The exercise:
Which lines in the records below contain the word "Warehouse"? Copy each of them.
════
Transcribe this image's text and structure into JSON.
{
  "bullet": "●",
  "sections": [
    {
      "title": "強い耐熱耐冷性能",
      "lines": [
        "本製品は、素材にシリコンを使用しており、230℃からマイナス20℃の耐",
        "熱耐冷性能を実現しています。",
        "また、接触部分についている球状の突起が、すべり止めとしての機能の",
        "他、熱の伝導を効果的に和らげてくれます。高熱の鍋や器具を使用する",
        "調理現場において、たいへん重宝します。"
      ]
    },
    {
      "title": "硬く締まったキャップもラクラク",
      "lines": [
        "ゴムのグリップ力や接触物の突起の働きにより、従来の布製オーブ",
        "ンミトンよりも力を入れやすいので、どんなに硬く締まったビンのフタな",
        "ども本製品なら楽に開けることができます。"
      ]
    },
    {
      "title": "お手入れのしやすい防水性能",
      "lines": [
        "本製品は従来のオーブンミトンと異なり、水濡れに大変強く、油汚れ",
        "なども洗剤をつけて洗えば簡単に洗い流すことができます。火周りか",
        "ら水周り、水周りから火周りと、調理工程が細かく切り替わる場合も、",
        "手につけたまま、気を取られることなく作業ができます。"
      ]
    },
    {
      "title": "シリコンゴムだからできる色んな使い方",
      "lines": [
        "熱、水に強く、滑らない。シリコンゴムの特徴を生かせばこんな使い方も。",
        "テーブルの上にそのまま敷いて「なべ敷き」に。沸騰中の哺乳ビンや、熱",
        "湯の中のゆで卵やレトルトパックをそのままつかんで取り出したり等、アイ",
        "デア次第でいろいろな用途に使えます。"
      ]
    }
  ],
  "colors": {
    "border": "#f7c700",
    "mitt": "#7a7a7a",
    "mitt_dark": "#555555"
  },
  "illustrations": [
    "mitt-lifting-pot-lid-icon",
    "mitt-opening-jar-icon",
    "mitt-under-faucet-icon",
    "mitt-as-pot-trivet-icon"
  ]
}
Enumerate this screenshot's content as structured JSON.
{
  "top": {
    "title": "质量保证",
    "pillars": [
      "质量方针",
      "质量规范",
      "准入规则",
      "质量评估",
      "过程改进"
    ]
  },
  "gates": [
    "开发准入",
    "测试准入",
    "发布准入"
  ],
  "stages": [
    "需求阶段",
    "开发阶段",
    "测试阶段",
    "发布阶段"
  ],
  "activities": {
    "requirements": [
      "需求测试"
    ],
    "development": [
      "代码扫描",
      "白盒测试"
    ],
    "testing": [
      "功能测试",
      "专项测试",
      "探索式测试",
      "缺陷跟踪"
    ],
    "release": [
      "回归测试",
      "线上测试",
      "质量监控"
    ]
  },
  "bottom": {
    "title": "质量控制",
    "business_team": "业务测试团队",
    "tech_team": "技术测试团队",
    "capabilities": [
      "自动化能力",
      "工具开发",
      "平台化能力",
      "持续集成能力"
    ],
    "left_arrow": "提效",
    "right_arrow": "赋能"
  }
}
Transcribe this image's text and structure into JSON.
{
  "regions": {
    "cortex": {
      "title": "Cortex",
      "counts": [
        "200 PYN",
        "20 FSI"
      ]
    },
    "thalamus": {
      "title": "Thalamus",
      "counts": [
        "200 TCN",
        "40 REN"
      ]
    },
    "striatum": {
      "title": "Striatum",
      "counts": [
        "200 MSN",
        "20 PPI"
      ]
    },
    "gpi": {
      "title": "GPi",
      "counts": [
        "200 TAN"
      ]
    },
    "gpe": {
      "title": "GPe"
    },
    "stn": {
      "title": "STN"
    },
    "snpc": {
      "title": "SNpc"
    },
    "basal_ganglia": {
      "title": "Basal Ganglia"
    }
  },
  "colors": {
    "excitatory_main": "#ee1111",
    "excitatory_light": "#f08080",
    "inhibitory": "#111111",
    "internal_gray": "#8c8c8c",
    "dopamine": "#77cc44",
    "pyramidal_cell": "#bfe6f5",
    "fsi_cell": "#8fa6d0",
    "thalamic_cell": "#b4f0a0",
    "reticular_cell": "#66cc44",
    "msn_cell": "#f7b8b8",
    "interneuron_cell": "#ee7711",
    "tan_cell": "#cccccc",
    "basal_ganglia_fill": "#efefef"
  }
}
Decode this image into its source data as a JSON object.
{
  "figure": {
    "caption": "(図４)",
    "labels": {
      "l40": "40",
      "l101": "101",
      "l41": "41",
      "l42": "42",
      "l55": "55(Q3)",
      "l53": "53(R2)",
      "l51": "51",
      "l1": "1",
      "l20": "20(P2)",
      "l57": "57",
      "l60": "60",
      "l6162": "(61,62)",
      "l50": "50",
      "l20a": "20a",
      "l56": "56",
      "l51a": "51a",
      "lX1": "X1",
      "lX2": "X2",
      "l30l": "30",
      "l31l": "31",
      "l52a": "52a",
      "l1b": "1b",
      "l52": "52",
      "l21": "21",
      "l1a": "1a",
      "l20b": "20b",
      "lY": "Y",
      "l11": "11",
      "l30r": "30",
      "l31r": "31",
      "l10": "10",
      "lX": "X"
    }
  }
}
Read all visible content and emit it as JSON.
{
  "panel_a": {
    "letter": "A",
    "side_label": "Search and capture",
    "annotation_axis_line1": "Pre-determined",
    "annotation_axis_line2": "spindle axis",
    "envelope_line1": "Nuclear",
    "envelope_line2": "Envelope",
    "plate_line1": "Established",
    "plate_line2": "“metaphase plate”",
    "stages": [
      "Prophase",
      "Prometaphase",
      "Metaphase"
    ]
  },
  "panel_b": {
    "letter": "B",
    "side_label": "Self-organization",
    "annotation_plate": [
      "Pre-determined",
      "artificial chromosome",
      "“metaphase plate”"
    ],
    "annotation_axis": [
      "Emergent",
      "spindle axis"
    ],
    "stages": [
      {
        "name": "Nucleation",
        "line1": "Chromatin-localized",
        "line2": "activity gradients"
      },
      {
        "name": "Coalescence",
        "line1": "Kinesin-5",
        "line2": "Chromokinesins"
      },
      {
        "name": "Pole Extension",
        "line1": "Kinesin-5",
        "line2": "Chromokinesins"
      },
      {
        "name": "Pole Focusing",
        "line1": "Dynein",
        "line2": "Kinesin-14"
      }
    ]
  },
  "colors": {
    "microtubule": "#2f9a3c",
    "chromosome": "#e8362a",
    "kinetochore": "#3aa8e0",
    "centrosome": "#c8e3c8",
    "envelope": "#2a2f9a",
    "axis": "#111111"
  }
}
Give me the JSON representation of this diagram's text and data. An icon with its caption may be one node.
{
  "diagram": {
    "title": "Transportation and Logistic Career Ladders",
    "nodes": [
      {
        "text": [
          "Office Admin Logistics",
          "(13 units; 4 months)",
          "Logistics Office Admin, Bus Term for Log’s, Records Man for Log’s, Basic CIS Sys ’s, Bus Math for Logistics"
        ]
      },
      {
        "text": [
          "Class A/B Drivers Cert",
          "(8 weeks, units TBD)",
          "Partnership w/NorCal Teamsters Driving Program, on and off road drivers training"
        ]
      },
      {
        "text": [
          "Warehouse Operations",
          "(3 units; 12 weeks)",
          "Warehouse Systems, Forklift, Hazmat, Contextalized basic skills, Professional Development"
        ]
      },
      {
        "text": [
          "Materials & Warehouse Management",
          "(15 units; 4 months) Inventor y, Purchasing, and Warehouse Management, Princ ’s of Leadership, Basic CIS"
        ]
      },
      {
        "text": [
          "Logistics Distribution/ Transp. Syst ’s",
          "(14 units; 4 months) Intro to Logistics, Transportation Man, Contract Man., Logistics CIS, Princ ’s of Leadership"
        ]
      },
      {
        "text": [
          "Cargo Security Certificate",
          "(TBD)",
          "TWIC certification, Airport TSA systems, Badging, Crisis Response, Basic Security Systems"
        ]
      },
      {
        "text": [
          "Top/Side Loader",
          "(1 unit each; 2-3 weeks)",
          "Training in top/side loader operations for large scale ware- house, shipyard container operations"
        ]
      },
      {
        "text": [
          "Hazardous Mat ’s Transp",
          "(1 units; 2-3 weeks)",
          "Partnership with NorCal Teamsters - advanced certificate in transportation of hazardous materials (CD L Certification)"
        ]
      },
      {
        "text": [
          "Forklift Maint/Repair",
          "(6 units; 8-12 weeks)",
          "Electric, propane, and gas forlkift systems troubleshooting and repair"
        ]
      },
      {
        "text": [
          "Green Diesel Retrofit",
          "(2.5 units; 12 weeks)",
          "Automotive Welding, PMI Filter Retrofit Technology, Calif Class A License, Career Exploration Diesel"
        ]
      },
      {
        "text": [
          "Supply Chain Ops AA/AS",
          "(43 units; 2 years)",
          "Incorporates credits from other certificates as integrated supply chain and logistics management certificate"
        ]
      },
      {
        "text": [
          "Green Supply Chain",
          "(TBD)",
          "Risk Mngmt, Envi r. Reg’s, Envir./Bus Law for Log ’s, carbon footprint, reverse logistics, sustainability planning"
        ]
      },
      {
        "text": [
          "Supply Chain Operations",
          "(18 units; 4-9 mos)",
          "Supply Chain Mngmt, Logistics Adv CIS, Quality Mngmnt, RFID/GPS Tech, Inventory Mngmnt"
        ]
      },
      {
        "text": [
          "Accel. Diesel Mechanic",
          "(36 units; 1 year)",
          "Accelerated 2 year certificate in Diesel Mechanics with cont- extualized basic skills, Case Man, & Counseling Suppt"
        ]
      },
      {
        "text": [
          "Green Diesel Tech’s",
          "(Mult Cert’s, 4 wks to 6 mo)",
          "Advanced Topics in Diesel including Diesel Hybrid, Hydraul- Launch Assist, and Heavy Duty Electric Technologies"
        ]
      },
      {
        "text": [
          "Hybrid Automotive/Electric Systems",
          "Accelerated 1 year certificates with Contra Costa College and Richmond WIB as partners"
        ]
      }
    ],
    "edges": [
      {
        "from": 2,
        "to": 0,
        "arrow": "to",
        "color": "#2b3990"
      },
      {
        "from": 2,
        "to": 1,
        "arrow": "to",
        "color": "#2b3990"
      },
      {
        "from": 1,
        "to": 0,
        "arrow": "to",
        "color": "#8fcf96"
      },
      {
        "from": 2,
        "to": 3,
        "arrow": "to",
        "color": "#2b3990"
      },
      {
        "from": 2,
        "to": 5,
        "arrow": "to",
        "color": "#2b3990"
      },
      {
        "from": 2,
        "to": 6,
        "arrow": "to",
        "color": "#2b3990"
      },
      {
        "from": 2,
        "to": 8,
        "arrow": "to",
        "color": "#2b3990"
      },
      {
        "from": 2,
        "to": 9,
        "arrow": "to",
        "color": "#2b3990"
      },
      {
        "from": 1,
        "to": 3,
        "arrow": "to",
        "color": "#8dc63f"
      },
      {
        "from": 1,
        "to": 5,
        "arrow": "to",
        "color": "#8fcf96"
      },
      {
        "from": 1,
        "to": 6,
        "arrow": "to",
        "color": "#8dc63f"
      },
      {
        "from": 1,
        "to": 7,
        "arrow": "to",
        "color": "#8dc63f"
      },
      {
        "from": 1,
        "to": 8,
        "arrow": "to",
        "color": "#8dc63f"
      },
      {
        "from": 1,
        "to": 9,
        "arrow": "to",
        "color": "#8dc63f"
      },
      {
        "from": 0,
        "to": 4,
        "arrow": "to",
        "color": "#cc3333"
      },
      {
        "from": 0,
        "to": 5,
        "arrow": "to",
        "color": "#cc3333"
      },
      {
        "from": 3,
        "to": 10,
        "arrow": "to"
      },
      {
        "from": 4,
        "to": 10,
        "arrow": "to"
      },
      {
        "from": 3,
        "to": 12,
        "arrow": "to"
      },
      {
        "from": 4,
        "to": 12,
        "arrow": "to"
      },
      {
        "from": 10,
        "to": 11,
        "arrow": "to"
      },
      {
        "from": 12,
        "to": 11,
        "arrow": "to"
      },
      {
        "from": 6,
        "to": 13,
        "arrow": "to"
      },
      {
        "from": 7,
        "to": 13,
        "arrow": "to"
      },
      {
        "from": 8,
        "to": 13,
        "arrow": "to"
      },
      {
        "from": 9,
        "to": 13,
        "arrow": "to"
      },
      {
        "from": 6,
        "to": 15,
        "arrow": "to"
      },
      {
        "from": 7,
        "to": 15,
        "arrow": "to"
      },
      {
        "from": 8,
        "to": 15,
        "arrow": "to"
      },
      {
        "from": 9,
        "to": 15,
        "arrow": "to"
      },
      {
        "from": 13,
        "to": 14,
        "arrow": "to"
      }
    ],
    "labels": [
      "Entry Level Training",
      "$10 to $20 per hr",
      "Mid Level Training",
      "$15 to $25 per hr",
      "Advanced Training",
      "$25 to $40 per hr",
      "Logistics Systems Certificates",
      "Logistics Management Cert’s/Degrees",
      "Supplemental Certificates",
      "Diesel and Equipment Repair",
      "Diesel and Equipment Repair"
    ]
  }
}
════
Correct output:
          "Warehouse Operations",
          "Warehouse Systems, Forklift, Hazmat, Contextalized basic skills, Professional Development"
          "Materials & Warehouse Management",
          "(15 units; 4 months) Inventor y, Purchasing, and Warehouse Management, Princ ’s of Leadership, Basic CIS"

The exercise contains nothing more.